Problem to work on:
Without the pictures, give the entries below again exactly as written.

Entries provided:
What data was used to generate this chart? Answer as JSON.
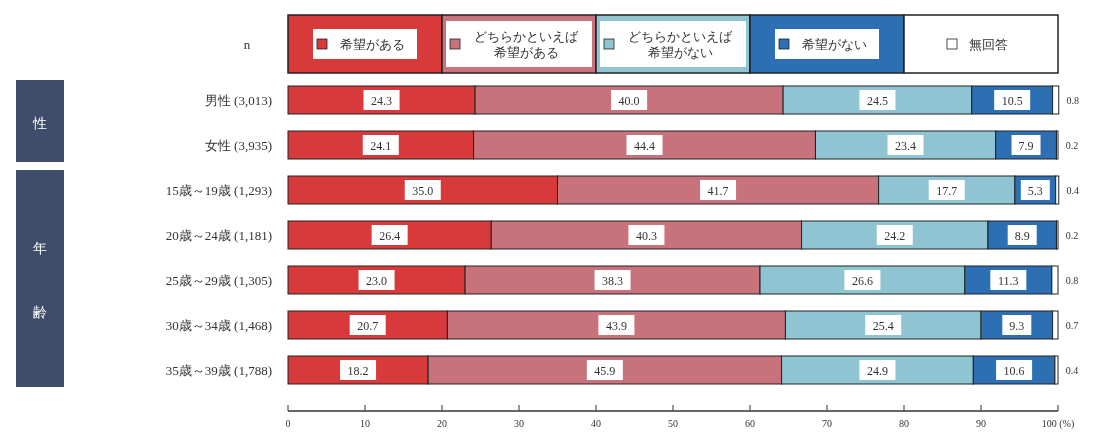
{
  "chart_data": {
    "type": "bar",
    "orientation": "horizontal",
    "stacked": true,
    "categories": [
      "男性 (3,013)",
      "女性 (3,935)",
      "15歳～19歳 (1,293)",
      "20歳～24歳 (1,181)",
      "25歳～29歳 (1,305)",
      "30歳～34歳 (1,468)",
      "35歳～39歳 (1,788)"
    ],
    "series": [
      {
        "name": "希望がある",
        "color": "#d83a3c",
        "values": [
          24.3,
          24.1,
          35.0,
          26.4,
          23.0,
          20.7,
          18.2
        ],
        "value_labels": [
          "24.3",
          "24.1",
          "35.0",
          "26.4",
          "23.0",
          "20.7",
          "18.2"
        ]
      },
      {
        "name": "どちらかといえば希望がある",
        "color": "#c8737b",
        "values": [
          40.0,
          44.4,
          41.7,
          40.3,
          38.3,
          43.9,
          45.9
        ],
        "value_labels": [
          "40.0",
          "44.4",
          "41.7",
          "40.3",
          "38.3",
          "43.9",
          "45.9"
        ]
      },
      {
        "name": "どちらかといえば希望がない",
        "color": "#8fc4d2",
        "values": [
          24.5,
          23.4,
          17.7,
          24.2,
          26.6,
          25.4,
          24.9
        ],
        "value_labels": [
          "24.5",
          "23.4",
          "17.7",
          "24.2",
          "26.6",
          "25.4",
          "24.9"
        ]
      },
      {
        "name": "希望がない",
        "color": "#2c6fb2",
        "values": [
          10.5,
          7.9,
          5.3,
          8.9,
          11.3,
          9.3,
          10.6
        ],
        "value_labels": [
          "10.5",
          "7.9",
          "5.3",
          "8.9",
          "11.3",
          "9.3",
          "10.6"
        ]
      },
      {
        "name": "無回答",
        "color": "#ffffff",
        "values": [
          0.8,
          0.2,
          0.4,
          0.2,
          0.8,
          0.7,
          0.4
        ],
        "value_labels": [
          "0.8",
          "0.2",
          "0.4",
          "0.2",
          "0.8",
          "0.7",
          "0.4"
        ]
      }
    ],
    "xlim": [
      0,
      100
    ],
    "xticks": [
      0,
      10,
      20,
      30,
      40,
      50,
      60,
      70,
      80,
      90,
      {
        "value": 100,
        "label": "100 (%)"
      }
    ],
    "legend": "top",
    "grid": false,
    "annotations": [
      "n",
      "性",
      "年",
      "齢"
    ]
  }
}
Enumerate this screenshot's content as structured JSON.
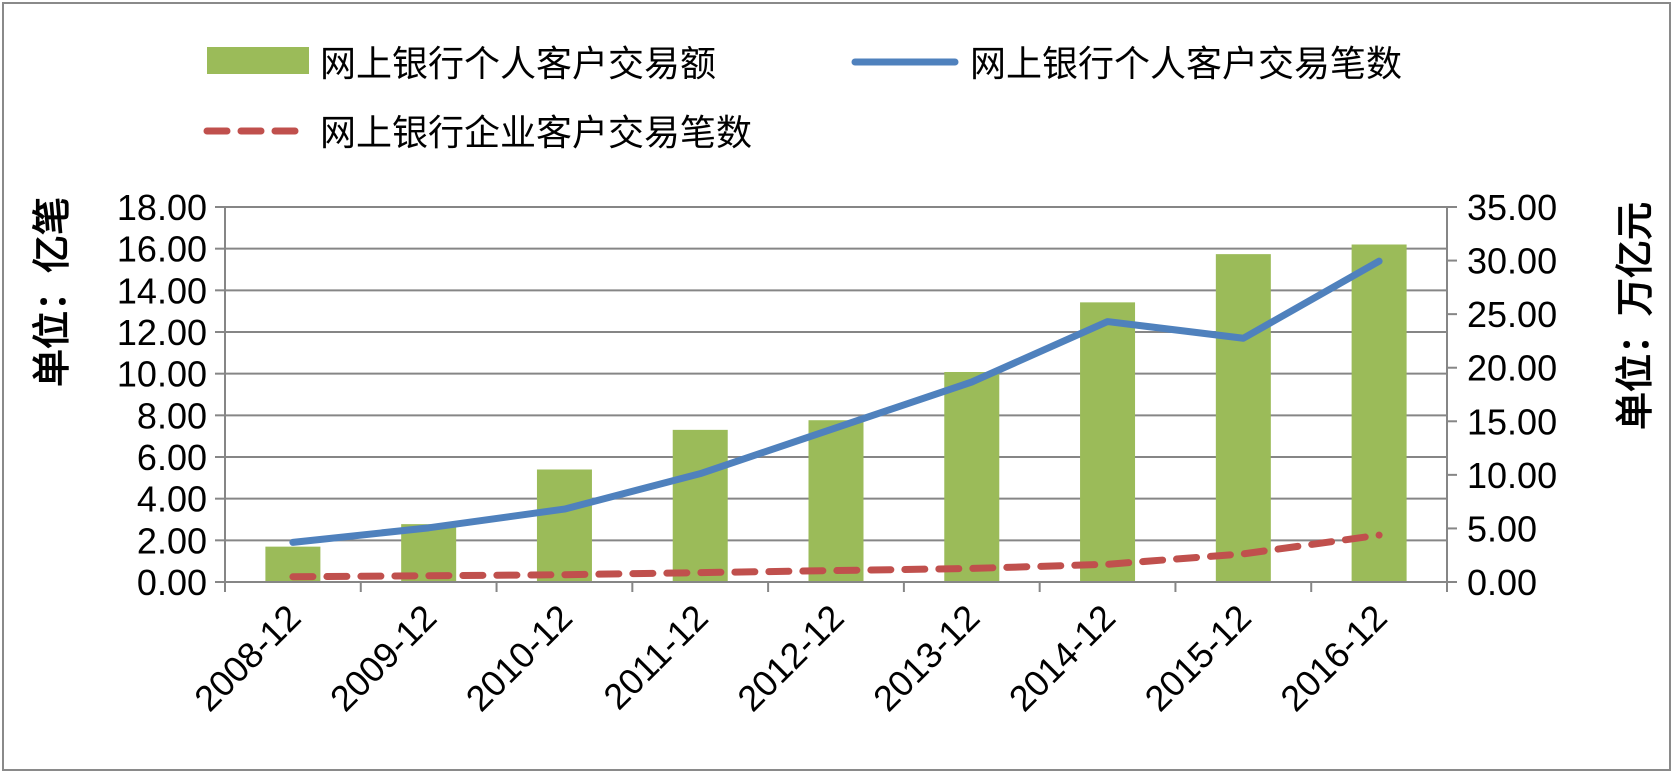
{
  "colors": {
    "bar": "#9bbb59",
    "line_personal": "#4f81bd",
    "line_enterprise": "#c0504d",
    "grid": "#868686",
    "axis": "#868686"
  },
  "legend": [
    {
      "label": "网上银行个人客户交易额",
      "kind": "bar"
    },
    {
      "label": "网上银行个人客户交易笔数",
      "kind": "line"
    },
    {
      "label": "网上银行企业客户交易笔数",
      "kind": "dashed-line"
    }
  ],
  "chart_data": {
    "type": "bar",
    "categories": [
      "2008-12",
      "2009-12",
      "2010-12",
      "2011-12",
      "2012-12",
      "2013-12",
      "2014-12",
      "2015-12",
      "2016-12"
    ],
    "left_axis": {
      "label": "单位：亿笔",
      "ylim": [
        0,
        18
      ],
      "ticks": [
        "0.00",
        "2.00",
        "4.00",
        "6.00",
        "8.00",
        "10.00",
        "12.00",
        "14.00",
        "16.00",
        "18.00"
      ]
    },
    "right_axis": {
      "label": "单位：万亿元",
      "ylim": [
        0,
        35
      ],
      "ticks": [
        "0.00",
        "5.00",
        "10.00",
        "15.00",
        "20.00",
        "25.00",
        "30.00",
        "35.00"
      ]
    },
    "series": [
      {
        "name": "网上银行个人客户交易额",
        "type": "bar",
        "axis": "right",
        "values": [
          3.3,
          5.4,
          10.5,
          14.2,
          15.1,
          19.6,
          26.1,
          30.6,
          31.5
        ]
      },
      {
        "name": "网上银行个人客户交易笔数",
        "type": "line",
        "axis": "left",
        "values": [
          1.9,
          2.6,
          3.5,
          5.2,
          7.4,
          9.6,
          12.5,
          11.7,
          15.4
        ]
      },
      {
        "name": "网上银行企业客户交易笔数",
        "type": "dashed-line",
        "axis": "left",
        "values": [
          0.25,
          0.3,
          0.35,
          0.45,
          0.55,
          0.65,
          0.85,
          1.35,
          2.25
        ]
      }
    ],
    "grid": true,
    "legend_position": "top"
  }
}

Worked solution:
What data was used to generate this chart? Answer as JSON.
{
  "chart_data": {
    "type": "bar",
    "orientation": "horizontal",
    "stacked": true,
    "categories": [
      "男性 (3,013)",
      "女性 (3,935)",
      "15歳～19歳 (1,293)",
      "20歳～24歳 (1,181)",
      "25歳～29歳 (1,305)",
      "30歳～34歳 (1,468)",
      "35歳～39歳 (1,788)"
    ],
    "series": [
      {
        "name": "希望がある",
        "color": "#d83a3c",
        "values": [
          24.3,
          24.1,
          35.0,
          26.4,
          23.0,
          20.7,
          18.2
        ],
        "value_labels": [
          "24.3",
          "24.1",
          "35.0",
          "26.4",
          "23.0",
          "20.7",
          "18.2"
        ]
      },
      {
        "name": "どちらかといえば希望がある",
        "color": "#c8737b",
        "values": [
          40.0,
          44.4,
          41.7,
          40.3,
          38.3,
          43.9,
          45.9
        ],
        "value_labels": [
          "40.0",
          "44.4",
          "41.7",
          "40.3",
          "38.3",
          "43.9",
          "45.9"
        ]
      },
      {
        "name": "どちらかといえば希望がない",
        "color": "#8fc4d2",
        "values": [
          24.5,
          23.4,
          17.7,
          24.2,
          26.6,
          25.4,
          24.9
        ],
        "value_labels": [
          "24.5",
          "23.4",
          "17.7",
          "24.2",
          "26.6",
          "25.4",
          "24.9"
        ]
      },
      {
        "name": "希望がない",
        "color": "#2c6fb2",
        "values": [
          10.5,
          7.9,
          5.3,
          8.9,
          11.3,
          9.3,
          10.6
        ],
        "value_labels": [
          "10.5",
          "7.9",
          "5.3",
          "8.9",
          "11.3",
          "9.3",
          "10.6"
        ]
      },
      {
        "name": "無回答",
        "color": "#ffffff",
        "values": [
          0.8,
          0.2,
          0.4,
          0.2,
          0.8,
          0.7,
          0.4
        ],
        "value_labels": [
          "0.8",
          "0.2",
          "0.4",
          "0.2",
          "0.8",
          "0.7",
          "0.4"
        ]
      }
    ],
    "xlim": [
      0,
      100
    ],
    "xticks": [
      0,
      10,
      20,
      30,
      40,
      50,
      60,
      70,
      80,
      90,
      {
        "value": 100,
        "label": "100 (%)"
      }
    ],
    "legend": "top",
    "grid": false,
    "annotations": [
      "n",
      "性",
      "年",
      "齢"
    ]
  }
}
Enumerate this screenshot's content as structured JSON.
{
  "colors": {
    "bar": "#9bbb59",
    "line_personal": "#4f81bd",
    "line_enterprise": "#c0504d",
    "grid": "#868686",
    "axis": "#868686"
  },
  "legend": [
    {
      "label": "网上银行个人客户交易额",
      "kind": "bar"
    },
    {
      "label": "网上银行个人客户交易笔数",
      "kind": "line"
    },
    {
      "label": "网上银行企业客户交易笔数",
      "kind": "dashed-line"
    }
  ],
  "chart_data": {
    "type": "bar",
    "categories": [
      "2008-12",
      "2009-12",
      "2010-12",
      "2011-12",
      "2012-12",
      "2013-12",
      "2014-12",
      "2015-12",
      "2016-12"
    ],
    "left_axis": {
      "label": "单位：亿笔",
      "ylim": [
        0,
        18
      ],
      "ticks": [
        "0.00",
        "2.00",
        "4.00",
        "6.00",
        "8.00",
        "10.00",
        "12.00",
        "14.00",
        "16.00",
        "18.00"
      ]
    },
    "right_axis": {
      "label": "单位：万亿元",
      "ylim": [
        0,
        35
      ],
      "ticks": [
        "0.00",
        "5.00",
        "10.00",
        "15.00",
        "20.00",
        "25.00",
        "30.00",
        "35.00"
      ]
    },
    "series": [
      {
        "name": "网上银行个人客户交易额",
        "type": "bar",
        "axis": "right",
        "values": [
          3.3,
          5.4,
          10.5,
          14.2,
          15.1,
          19.6,
          26.1,
          30.6,
          31.5
        ]
      },
      {
        "name": "网上银行个人客户交易笔数",
        "type": "line",
        "axis": "left",
        "values": [
          1.9,
          2.6,
          3.5,
          5.2,
          7.4,
          9.6,
          12.5,
          11.7,
          15.4
        ]
      },
      {
        "name": "网上银行企业客户交易笔数",
        "type": "dashed-line",
        "axis": "left",
        "values": [
          0.25,
          0.3,
          0.35,
          0.45,
          0.55,
          0.65,
          0.85,
          1.35,
          2.25
        ]
      }
    ],
    "grid": true,
    "legend_position": "top"
  }
}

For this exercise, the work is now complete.